Exercise materials:
= = =

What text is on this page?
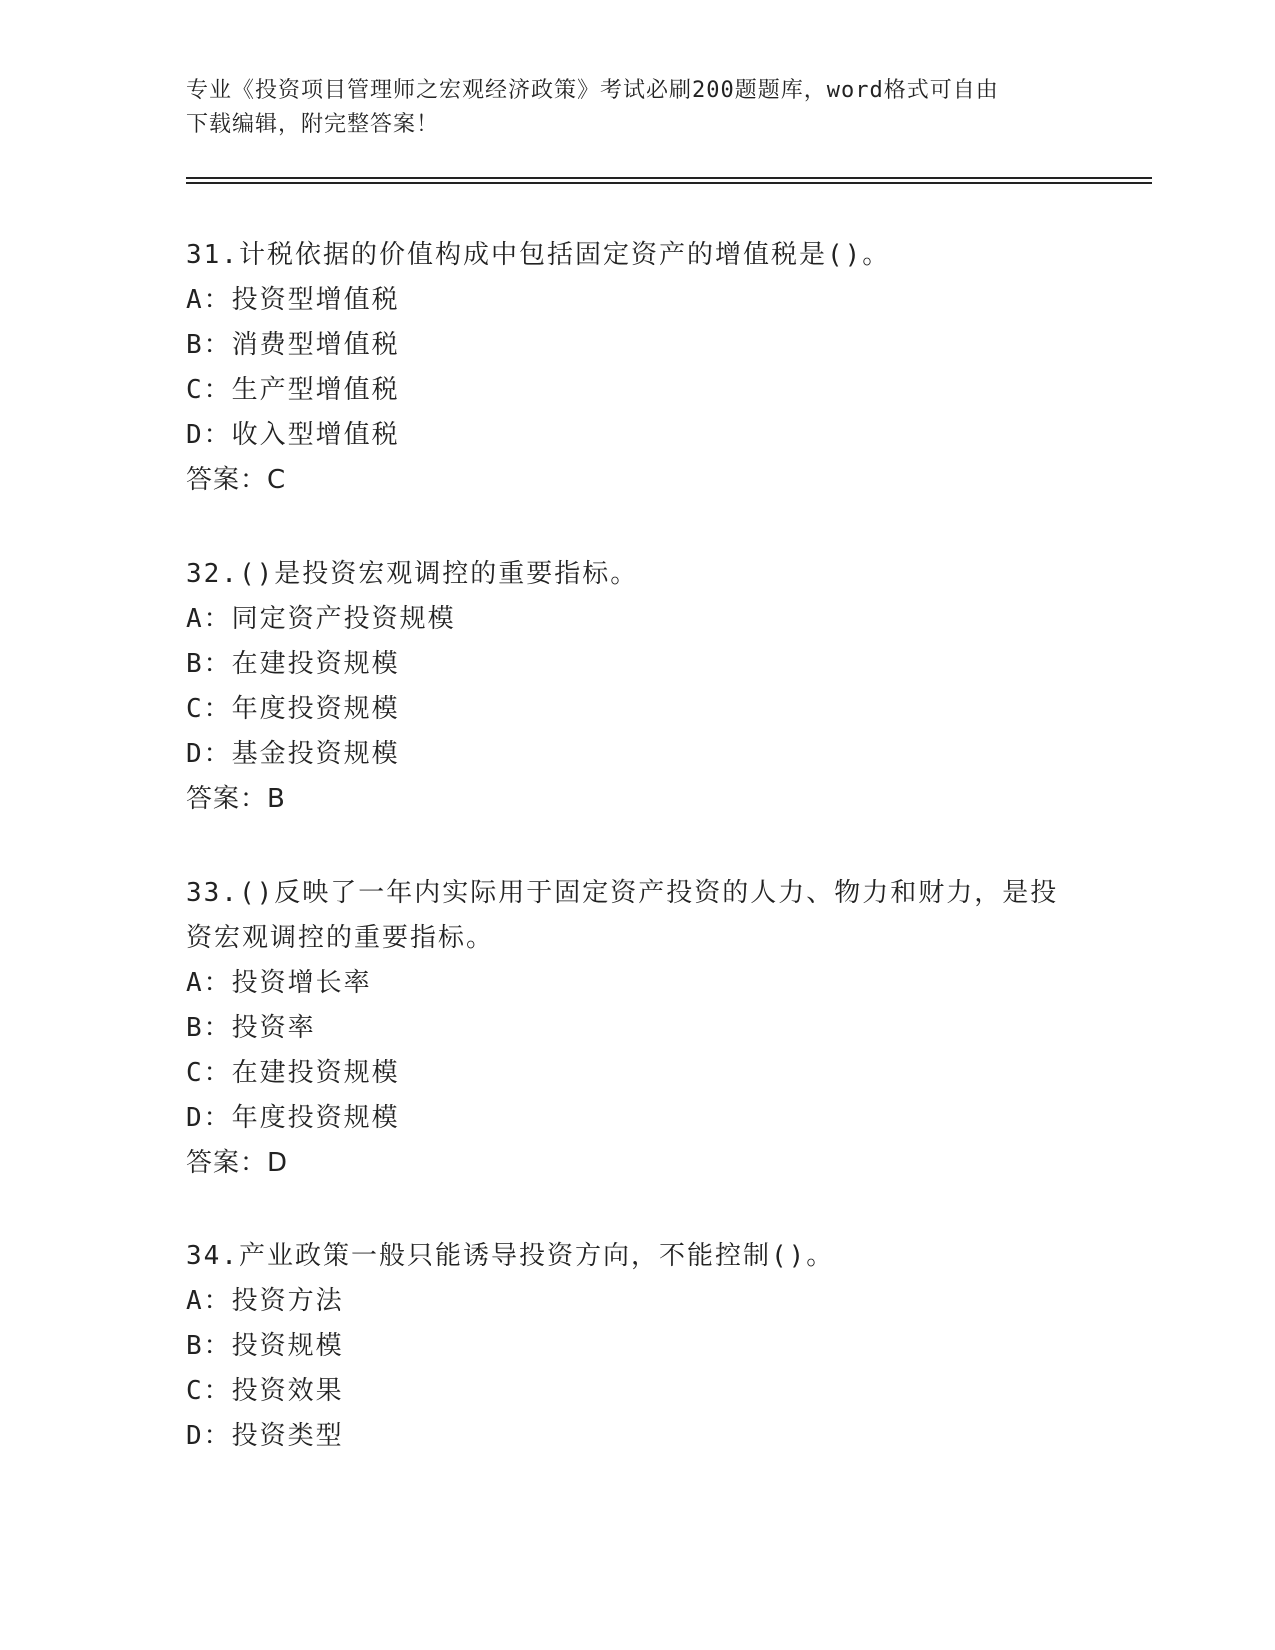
专业《投资项目管理师之宏观经济政策》考试必刷200题题库，word格式可自由
下载编辑，附完整答案！

31.计税依据的价值构成中包括固定资产的增值税是()。

A：投资型增值税

B：消费型增值税

C：生产型增值税

D：收入型增值税

答案：C

32.()是投资宏观调控的重要指标。

A：同定资产投资规模

B：在建投资规模

C：年度投资规模

D：基金投资规模

答案：B

33.()反映了一年内实际用于固定资产投资的人力、物力和财力，是投

资宏观调控的重要指标。

A：投资增长率

B：投资率

C：在建投资规模

D：年度投资规模

答案：D

34.产业政策一般只能诱导投资方向，不能控制()。

A：投资方法

B：投资规模

C：投资效果

D：投资类型
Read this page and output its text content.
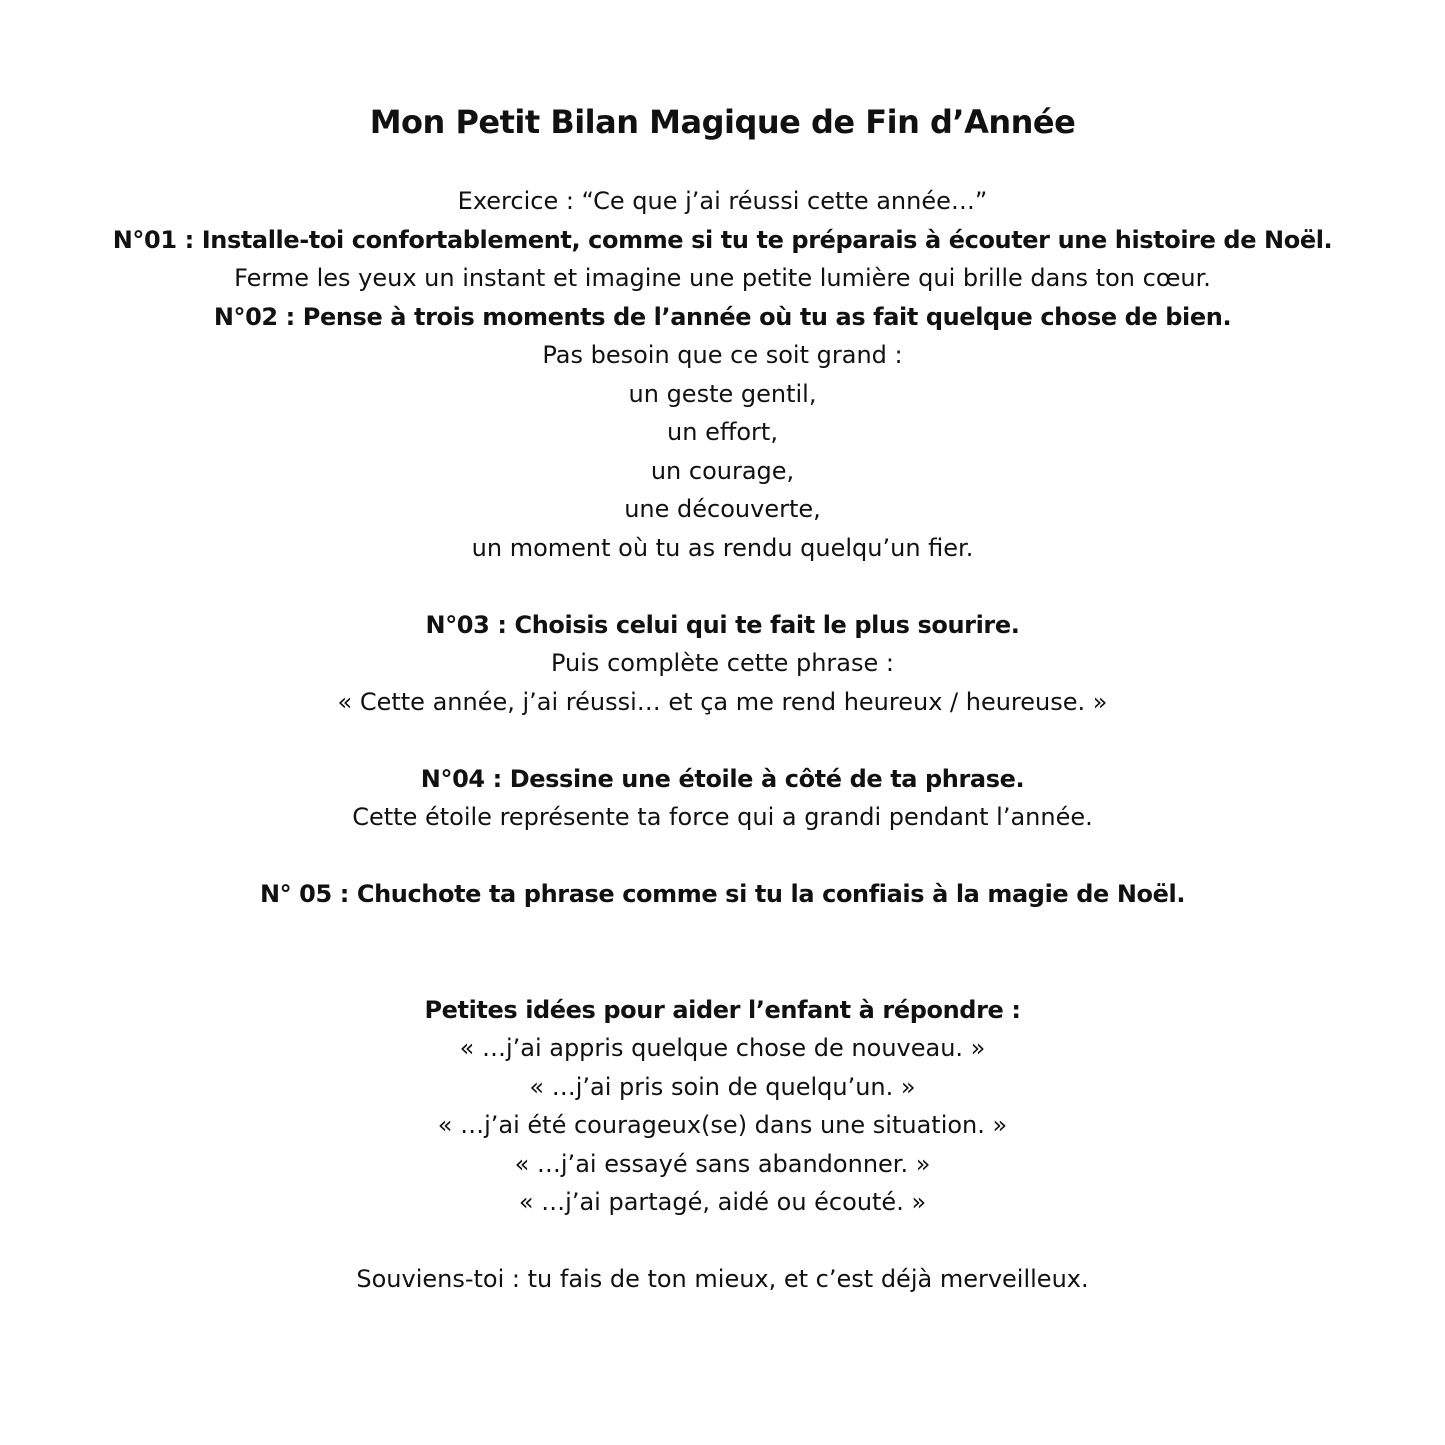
Mon Petit Bilan Magique de Fin d’Année

Exercice : “Ce que j’ai réussi cette année…”

N°01 : Installe-toi confortablement, comme si tu te préparais à écouter une histoire de Noël.

Ferme les yeux un instant et imagine une petite lumière qui brille dans ton cœur.

N°02 : Pense à trois moments de l’année où tu as fait quelque chose de bien.

Pas besoin que ce soit grand :

un geste gentil,

un effort,

un courage,

une découverte,

un moment où tu as rendu quelqu’un fier.

N°03 : Choisis celui qui te fait le plus sourire.

Puis complète cette phrase :

« Cette année, j’ai réussi… et ça me rend heureux / heureuse. »

N°04 : Dessine une étoile à côté de ta phrase.

Cette étoile représente ta force qui a grandi pendant l’année.

N° 05 : Chuchote ta phrase comme si tu la confiais à la magie de Noël.

Petites idées pour aider l’enfant à répondre :

« …j’ai appris quelque chose de nouveau. »

« …j’ai pris soin de quelqu’un. »

« …j’ai été courageux(se) dans une situation. »

« …j’ai essayé sans abandonner. »

« …j’ai partagé, aidé ou écouté. »

Souviens-toi : tu fais de ton mieux, et c’est déjà merveilleux.
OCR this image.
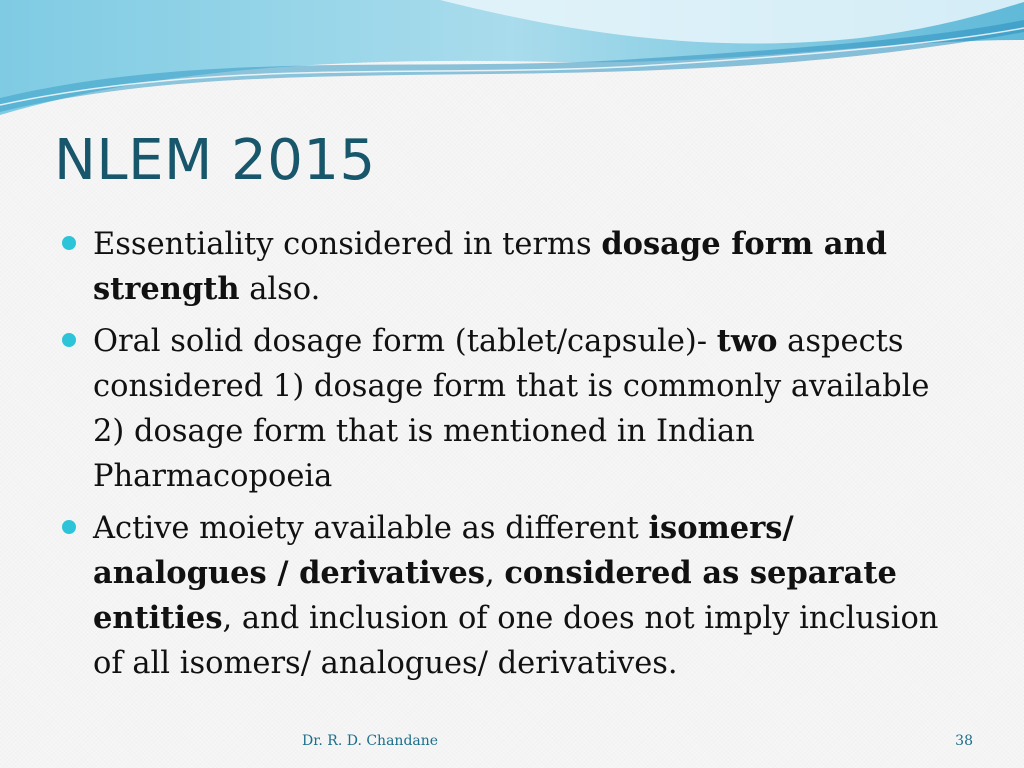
NLEM 2015
Essentiality considered in terms dosage form and strength also.
Oral solid dosage form (tablet/capsule)- two aspects considered 1) dosage form that is commonly available 2) dosage form that is mentioned in Indian Pharmacopoeia
Active moiety available as different isomers/ analogues / derivatives, considered as separate entities, and inclusion of one does not imply inclusion of all isomers/ analogues/ derivatives.
Dr. R. D. Chandane	38
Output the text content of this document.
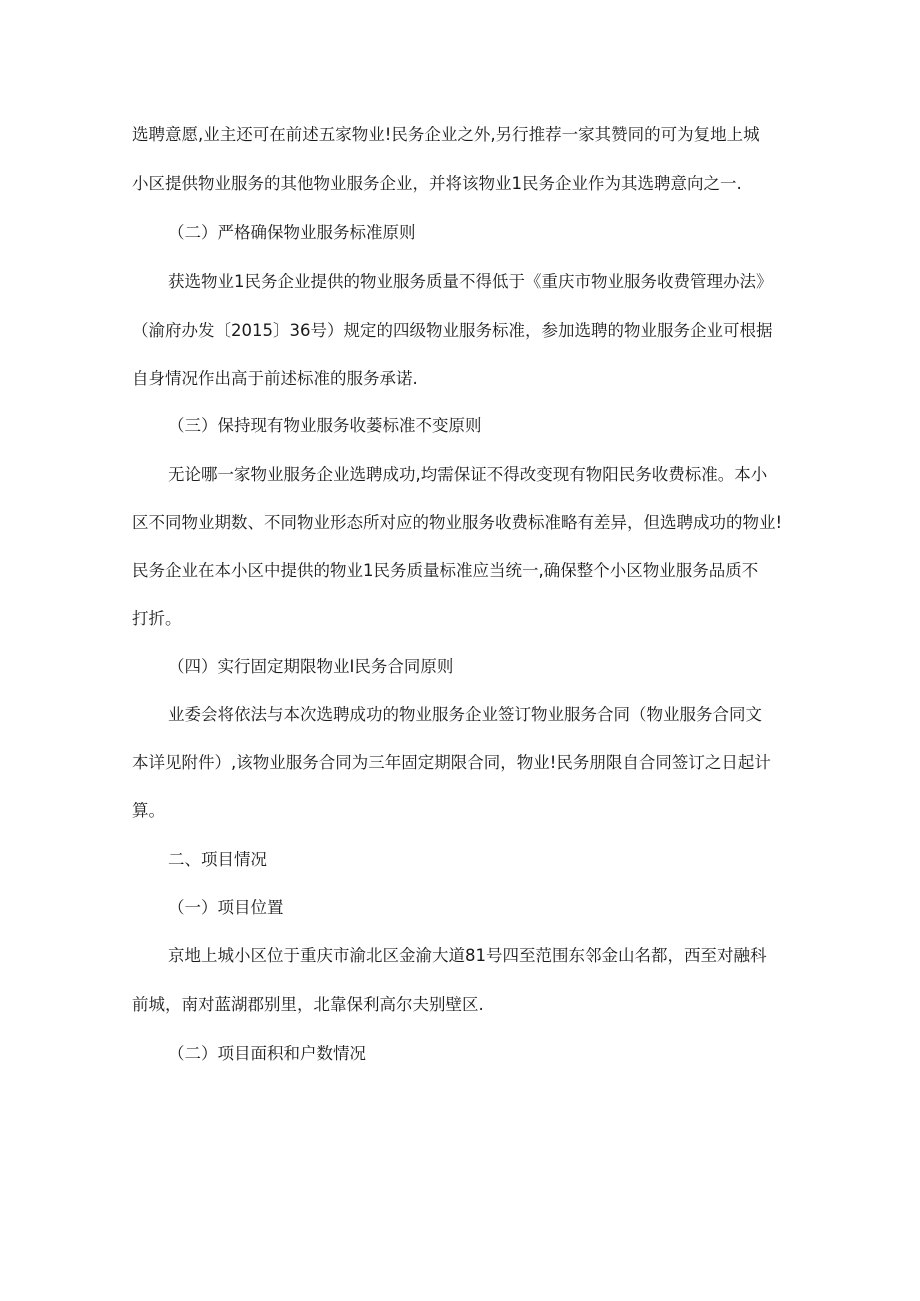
选聘意愿,业主还可在前述五家物业!民务企业之外,另行推荐一家其赞同的可为复地上城
小区提供物业服务的其他物业服务企业，并将该物业1民务企业作为其选聘意向之一.
（二）严格确保物业服务标准原则
获选物业1民务企业提供的物业服务质量不得低于《重庆市物业服务收费管理办法》
（渝府办发〔2015〕36号）规定的四级物业服务标准，参加选聘的物业服务企业可根据
自身情况作出高于前述标准的服务承诺.
（三）保持现有物业服务收蒌标准不变原则
无论哪一家物业服务企业选聘成功,均需保证不得改变现有物阳民务收费标准。本小
区不同物业期数、不同物业形态所对应的物业服务收费标准略有差异，但选聘成功的物业!
民务企业在本小区中提供的物业1民务质量标准应当统一,确保整个小区物业服务品质不
打折。
（四）实行固定期限物业I民务合同原则
业委会将依法与本次选聘成功的物业服务企业签订物业服务合同（物业服务合同文
本详见附件）,该物业服务合同为三年固定期限合同，物业!民务朋限自合同签订之日起计
算。
二、项目情况
（一）项目位置
京地上城小区位于重庆市渝北区金渝大道81号四至范围东邻金山名都，西至对融科
前城，南对蓝湖郡别里，北靠保利高尔夫别壁区.
（二）项目面积和户数情况
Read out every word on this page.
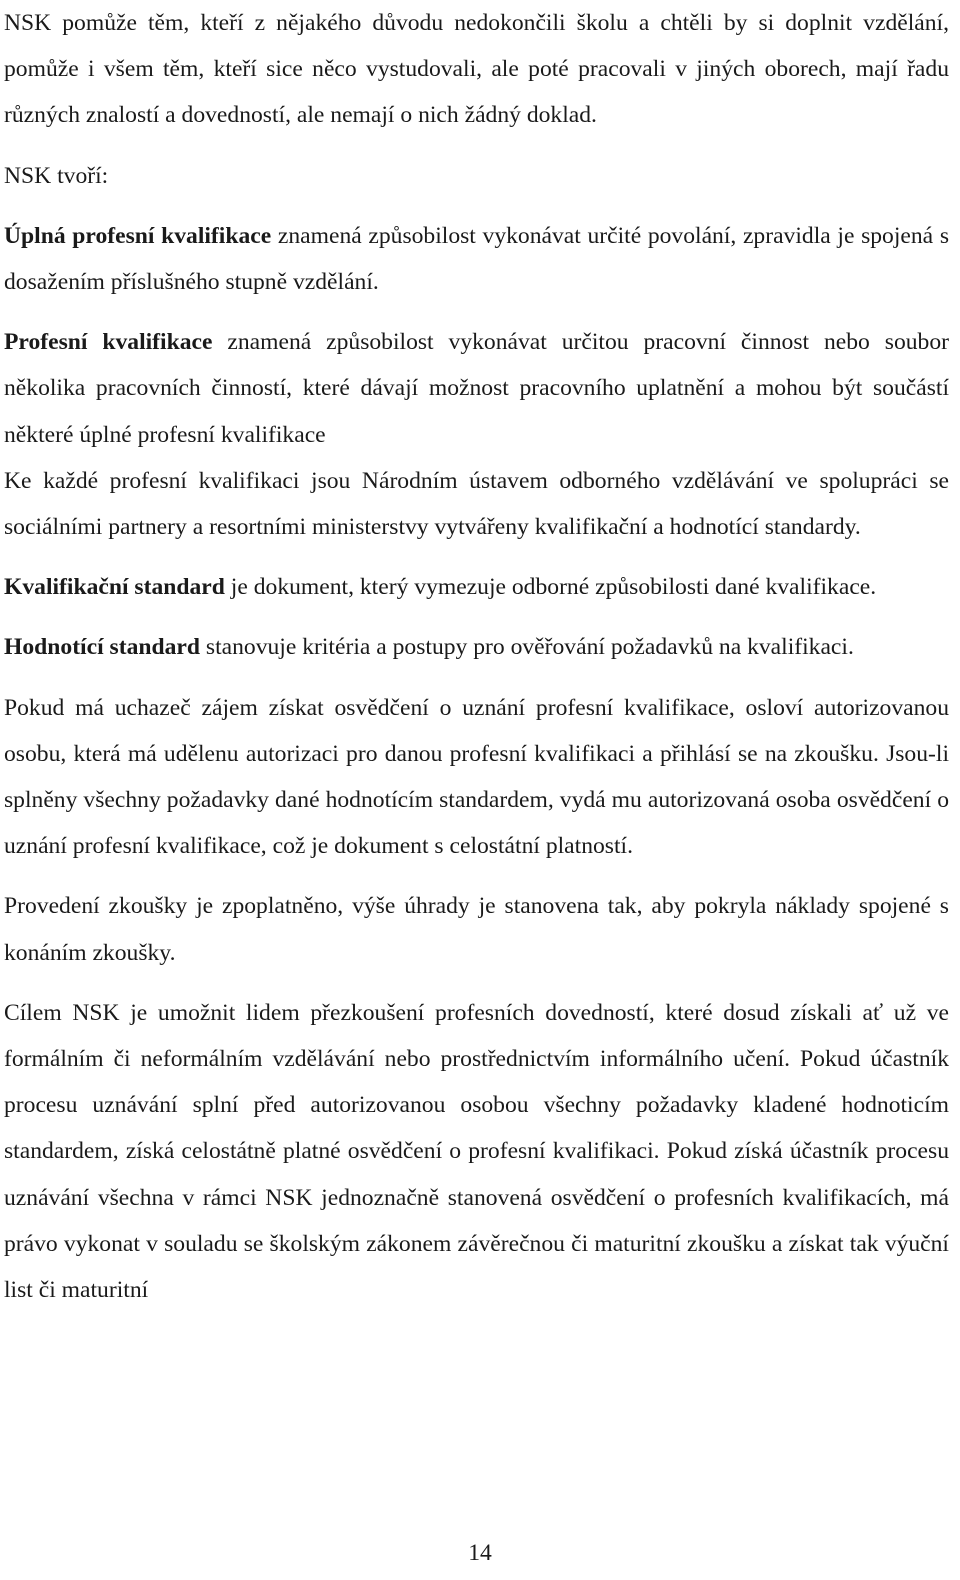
NSK pomůže těm, kteří z nějakého důvodu nedokončili školu a chtěli by si doplnit vzdělání, pomůže i všem těm, kteří sice něco vystudovali, ale poté pracovali v jiných oborech, mají řadu různých znalostí a dovedností, ale nemají o nich žádný doklad.

NSK tvoří:

Úplná profesní kvalifikace znamená způsobilost vykonávat určité povolání, zpravidla je spojená s dosažením příslušného stupně vzdělání.

Profesní kvalifikace znamená způsobilost vykonávat určitou pracovní činnost nebo soubor několika pracovních činností, které dávají možnost pracovního uplatnění a mohou být součástí některé úplné profesní kvalifikace

Ke každé profesní kvalifikaci jsou Národním ústavem odborného vzdělávání ve spolupráci se sociálními partnery a resortními ministerstvy vytvářeny kvalifikační a hodnotící standardy.

Kvalifikační standard je dokument, který vymezuje odborné způsobilosti dané kvalifikace.

Hodnotící standard stanovuje kritéria a postupy pro ověřování požadavků na kvalifikaci.

Pokud má uchazeč zájem získat osvědčení o uznání profesní kvalifikace, osloví autorizovanou osobu, která má udělenu autorizaci pro danou profesní kvalifikaci a přihlásí se na zkoušku. Jsou-li splněny všechny požadavky dané hodnotícím standardem, vydá mu autorizovaná osoba osvědčení o uznání profesní kvalifikace, což je dokument s celostátní platností.

Provedení zkoušky je zpoplatněno, výše úhrady je stanovena tak, aby pokryla náklady spojené s konáním zkoušky.

Cílem NSK je umožnit lidem přezkoušení profesních dovedností, které dosud získali ať už ve formálním či neformálním vzdělávání nebo prostřednictvím informálního učení. Pokud účastník procesu uznávání splní před autorizovanou osobou všechny požadavky kladené hodnoticím standardem, získá celostátně platné osvědčení o profesní kvalifikaci. Pokud získá účastník procesu uznávání všechna v rámci NSK jednoznačně stanovená osvědčení o profesních kvalifikacích, má právo vykonat v souladu se školským zákonem závěrečnou či maturitní zkoušku a získat tak výuční list či maturitní

14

= = =

Across all the entries, count the lines that contain the word "dans" and give the number by itself.

Answer below:
2